Copy the lines of the listing exactly, from the line containing "date-start-year: I904 г. bbox=[770, 389, 863, 415]" through the line containing "description-line: Рутбергу открыть", with both of those lines included.

──────── RECORDS SHOWN ────────

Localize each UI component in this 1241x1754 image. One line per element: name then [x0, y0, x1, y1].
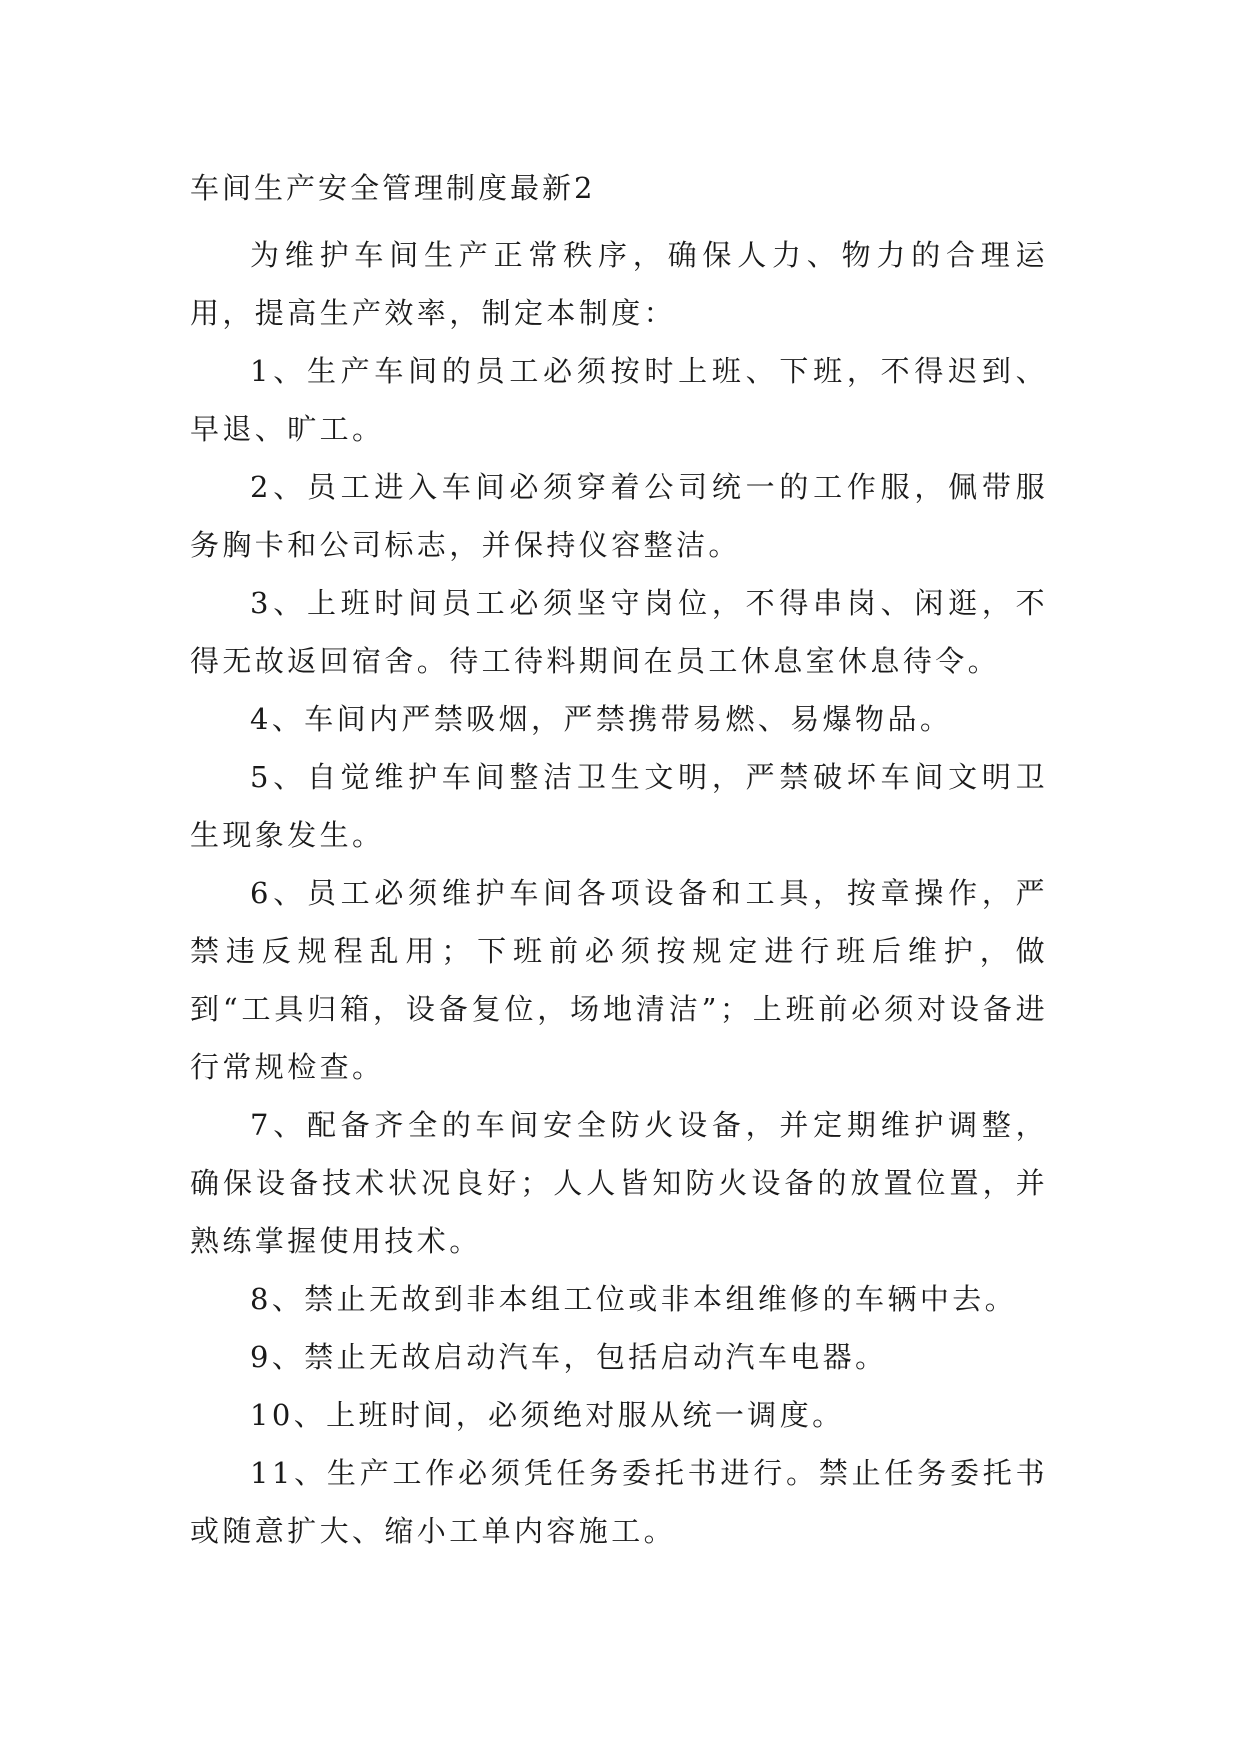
paragraph-item-6: 6、员工必须维护车间各项设备和工具，按章操作，严禁违反规程乱用；下班前必须按规定进行班后维护，做到“工具归箱，设备复位，场地清洁”；上班前必须对设备进行常规检查。: [190, 876, 1048, 1084]
paragraph-item-10: 10、上班时间，必须绝对服从统一调度。: [250, 1398, 845, 1432]
paragraph-intro: 为维护车间生产正常秩序，确保人力、物力的合理运用，提高生产效率，制定本制度：: [190, 238, 1048, 330]
paragraph-item-2: 2、员工进入车间必须穿着公司统一的工作服，佩带服务胸卡和公司标志，并保持仪容整洁。: [190, 470, 1048, 562]
paragraph-item-8: 8、禁止无故到非本组工位或非本组维修的车辆中去。: [250, 1282, 1018, 1316]
paragraph-item-4: 4、车间内严禁吸烟，严禁携带易燃、易爆物品。: [250, 702, 953, 736]
paragraph-item-9: 9、禁止无故启动汽车，包括启动汽车电器。: [250, 1340, 888, 1374]
paragraph-item-11: 11、生产工作必须凭任务委托书进行。禁止任务委托书或随意扩大、缩小工单内容施工。: [190, 1456, 1048, 1548]
paragraph-item-3: 3、上班时间员工必须坚守岗位，不得串岗、闲逛，不得无故返回宿舍。待工待料期间在员工休息室休息待令。: [190, 586, 1048, 678]
paragraph-item-5: 5、自觉维护车间整洁卫生文明，严禁破坏车间文明卫生现象发生。: [190, 760, 1048, 852]
document-title: 车间生产安全管理制度最新2: [190, 171, 596, 205]
paragraph-item-7: 7、配备齐全的车间安全防火设备，并定期维护调整，确保设备技术状况良好；人人皆知防火设备的放置位置，并熟练掌握使用技术。: [190, 1108, 1048, 1258]
paragraph-item-1: 1、生产车间的员工必须按时上班、下班，不得迟到、早退、旷工。: [190, 354, 1048, 446]
document-page: [190, 168, 1048, 1560]
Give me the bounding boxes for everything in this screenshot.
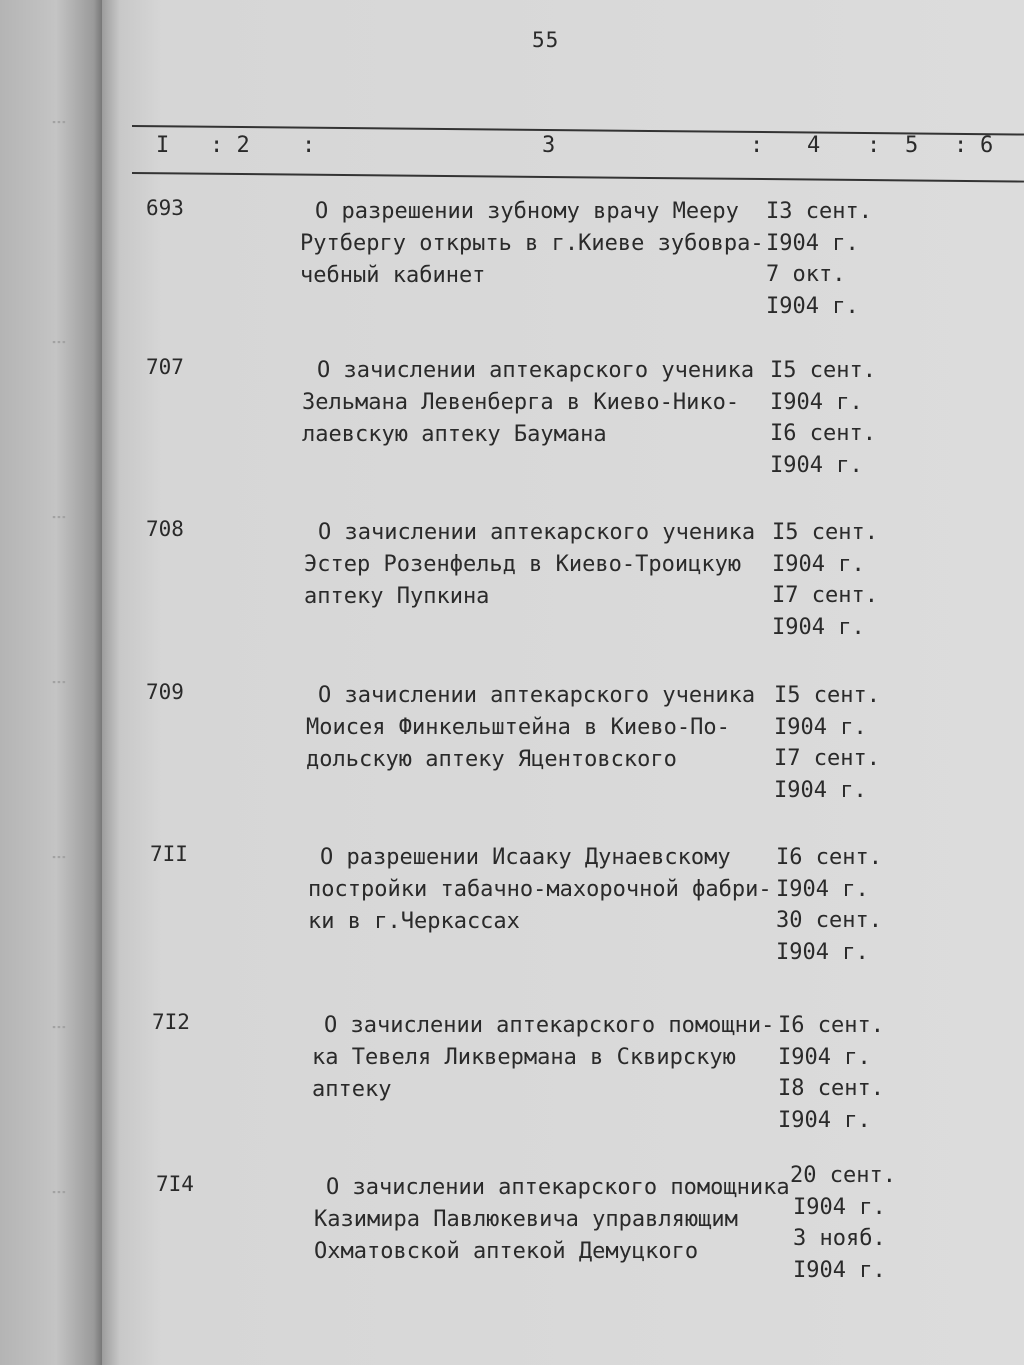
date-start-year: I904 г. bbox=[770, 389, 863, 415]
bleed-mark: ⁝ bbox=[47, 513, 72, 521]
column-separator: : bbox=[750, 133, 764, 158]
date-start-day: I3 сент. bbox=[766, 199, 872, 224]
date-end-day: 3 нояб. bbox=[793, 1226, 886, 1251]
description-line: Зельмана Левенберга в Киево-Нико- bbox=[302, 390, 740, 415]
date-start-day: I6 сент. bbox=[778, 1013, 884, 1038]
date-start-day: I6 сент. bbox=[776, 845, 882, 870]
entry-number: 707 bbox=[146, 355, 184, 379]
date-end-year: I904 г. bbox=[774, 777, 867, 803]
column-header-6: 6 bbox=[980, 133, 994, 158]
description-line: О зачислении аптекарского ученика bbox=[318, 683, 756, 708]
column-header-3: 3 bbox=[542, 133, 556, 158]
header-rule-top bbox=[132, 125, 1024, 136]
column-header-5: 5 bbox=[905, 133, 919, 158]
date-start-day: I5 сент. bbox=[772, 520, 878, 545]
column-header-1: I bbox=[156, 133, 170, 158]
document-page bbox=[102, 0, 1024, 1365]
register-entry bbox=[102, 680, 1024, 820]
date-start-day: I5 сент. bbox=[770, 358, 876, 383]
description-line: Казимира Павлюкевича управляющим bbox=[314, 1207, 738, 1232]
date-end-day: I8 сент. bbox=[778, 1076, 884, 1101]
description-line: О разрешении Исааку Дунаевскому bbox=[320, 845, 731, 870]
date-end-year: I904 г. bbox=[766, 293, 859, 319]
description-line: аптеку Пупкина bbox=[304, 584, 490, 609]
bleed-mark: ⁝ bbox=[47, 1188, 72, 1196]
description-line: лаевскую аптеку Баумана bbox=[302, 422, 607, 447]
description-line: ка Тевеля Ликвермана в Сквирскую bbox=[312, 1045, 736, 1070]
register-entry bbox=[102, 1010, 1024, 1150]
column-separator: : bbox=[867, 133, 881, 158]
description-line: Рутбергу открыть в г.Киеве зубовра- bbox=[300, 231, 764, 256]
description-line: постройки табачно-махорочной фабри- bbox=[308, 877, 772, 902]
entry-dates bbox=[770, 355, 876, 481]
date-end-year: I904 г. bbox=[770, 452, 863, 478]
entry-description bbox=[306, 680, 776, 776]
entry-number: 708 bbox=[146, 517, 184, 541]
date-start-year: I904 г. bbox=[772, 551, 865, 577]
description-line: О зачислении аптекарского ученика bbox=[317, 358, 755, 383]
register-entry bbox=[102, 1163, 1024, 1312]
date-end-day: I7 сент. bbox=[772, 583, 878, 608]
date-end-year: I904 г. bbox=[776, 939, 869, 965]
date-start-year: I904 г. bbox=[793, 1194, 886, 1220]
entry-number: 7II bbox=[150, 842, 188, 866]
entry-dates bbox=[790, 1160, 896, 1286]
date-end-year: I904 г. bbox=[772, 614, 865, 640]
column-header-2: : 2 bbox=[210, 133, 250, 158]
description-line: Моисея Финкельштейна в Киево-По- bbox=[306, 715, 730, 740]
entry-number: 7I4 bbox=[156, 1172, 194, 1196]
description-line: Эстер Розенфельд в Киево-Троицкую bbox=[304, 552, 742, 577]
column-header-4: 4 bbox=[807, 133, 821, 158]
date-end-day: I6 сент. bbox=[770, 421, 876, 446]
register-entry bbox=[102, 517, 1024, 657]
entry-description bbox=[300, 196, 770, 292]
description-line: О зачислении аптекарского помощни- bbox=[324, 1013, 775, 1038]
description-line: дольскую аптеку Яцентовского bbox=[306, 747, 677, 772]
description-line: О разрешении зубному врачу Мееру bbox=[315, 199, 739, 224]
date-start-year: I904 г. bbox=[766, 230, 859, 256]
entry-description bbox=[312, 1010, 782, 1106]
left-page-edge bbox=[0, 0, 102, 1365]
description-line: О зачислении аптекарского ученика bbox=[318, 520, 756, 545]
date-end-day: I7 сент. bbox=[774, 746, 880, 771]
date-start-day: 20 сент. bbox=[790, 1163, 896, 1188]
register-entry bbox=[102, 842, 1024, 982]
entry-dates bbox=[776, 842, 882, 968]
entry-number: 7I2 bbox=[152, 1010, 190, 1034]
bleed-mark: ⁝ bbox=[47, 118, 72, 126]
date-end-year: I904 г. bbox=[793, 1257, 886, 1283]
entry-number: 693 bbox=[146, 196, 184, 220]
entry-number: 709 bbox=[146, 680, 184, 704]
entry-description bbox=[314, 1172, 790, 1268]
description-line: аптеку bbox=[312, 1077, 392, 1102]
page-number: 55 bbox=[532, 28, 560, 52]
entry-dates bbox=[774, 680, 880, 806]
description-line: чебный кабинет bbox=[300, 263, 486, 288]
date-end-day: 30 сент. bbox=[776, 908, 882, 933]
bleed-mark: ⁝ bbox=[47, 678, 72, 686]
date-start-day: I5 сент. bbox=[774, 683, 880, 708]
date-end-year: I904 г. bbox=[778, 1107, 871, 1133]
date-start-year: I904 г. bbox=[774, 714, 867, 740]
entry-description bbox=[304, 517, 774, 613]
column-separator: : bbox=[954, 133, 968, 158]
entry-dates bbox=[766, 196, 872, 322]
description-line: Охматовской аптекой Демуцкого bbox=[314, 1239, 699, 1264]
bleed-mark: ⁝ bbox=[47, 338, 72, 346]
date-end-day: 7 окт. bbox=[766, 262, 846, 287]
column-separator: : bbox=[302, 133, 316, 158]
date-start-year: I904 г. bbox=[776, 876, 869, 902]
register-entry bbox=[102, 196, 1024, 336]
entry-description bbox=[308, 842, 778, 938]
date-start-year: I904 г. bbox=[778, 1044, 871, 1070]
description-line: О зачислении аптекарского помощника bbox=[326, 1175, 790, 1200]
entry-dates bbox=[778, 1010, 884, 1136]
entry-description bbox=[302, 355, 772, 451]
register-entry bbox=[102, 355, 1024, 495]
entry-dates bbox=[772, 517, 878, 643]
header-rule-bottom bbox=[132, 172, 1024, 183]
description-line: ки в г.Черкассах bbox=[308, 909, 520, 934]
bleed-mark: ⁝ bbox=[47, 853, 72, 861]
bleed-mark: ⁝ bbox=[47, 1023, 72, 1031]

────────

REPLY TO THE TASK:
date-start-year: I904 г. bbox=[770, 389, 863, 415]
bleed-mark: ⁝ bbox=[47, 513, 72, 521]
column-separator: : bbox=[750, 133, 764, 158]
date-start-day: I3 сент. bbox=[766, 199, 872, 224]
date-end-day: 3 нояб. bbox=[793, 1226, 886, 1251]
description-line: Зельмана Левенберга в Киево-Нико- bbox=[302, 390, 740, 415]
date-start-day: I6 сент. bbox=[778, 1013, 884, 1038]
date-start-day: I6 сент. bbox=[776, 845, 882, 870]
entry-number: 707 bbox=[146, 355, 184, 379]
date-end-year: I904 г. bbox=[774, 777, 867, 803]
column-header-6: 6 bbox=[980, 133, 994, 158]
description-line: О зачислении аптекарского ученика bbox=[318, 683, 756, 708]
column-header-3: 3 bbox=[542, 133, 556, 158]
header-rule-top bbox=[132, 125, 1024, 136]
column-header-5: 5 bbox=[905, 133, 919, 158]
date-start-day: I5 сент. bbox=[772, 520, 878, 545]
column-header-1: I bbox=[156, 133, 170, 158]
document-page bbox=[102, 0, 1024, 1365]
register-entry bbox=[102, 680, 1024, 820]
date-start-day: I5 сент. bbox=[770, 358, 876, 383]
description-line: Казимира Павлюкевича управляющим bbox=[314, 1207, 738, 1232]
date-end-day: I8 сент. bbox=[778, 1076, 884, 1101]
description-line: О разрешении Исааку Дунаевскому bbox=[320, 845, 731, 870]
date-end-year: I904 г. bbox=[766, 293, 859, 319]
description-line: аптеку Пупкина bbox=[304, 584, 490, 609]
bleed-mark: ⁝ bbox=[47, 1188, 72, 1196]
description-line: лаевскую аптеку Баумана bbox=[302, 422, 607, 447]
description-line: ка Тевеля Ликвермана в Сквирскую bbox=[312, 1045, 736, 1070]
register-entry bbox=[102, 1010, 1024, 1150]
column-separator: : bbox=[867, 133, 881, 158]
description-line: Рутбергу открыть в г.Киеве зубовра- bbox=[300, 231, 764, 256]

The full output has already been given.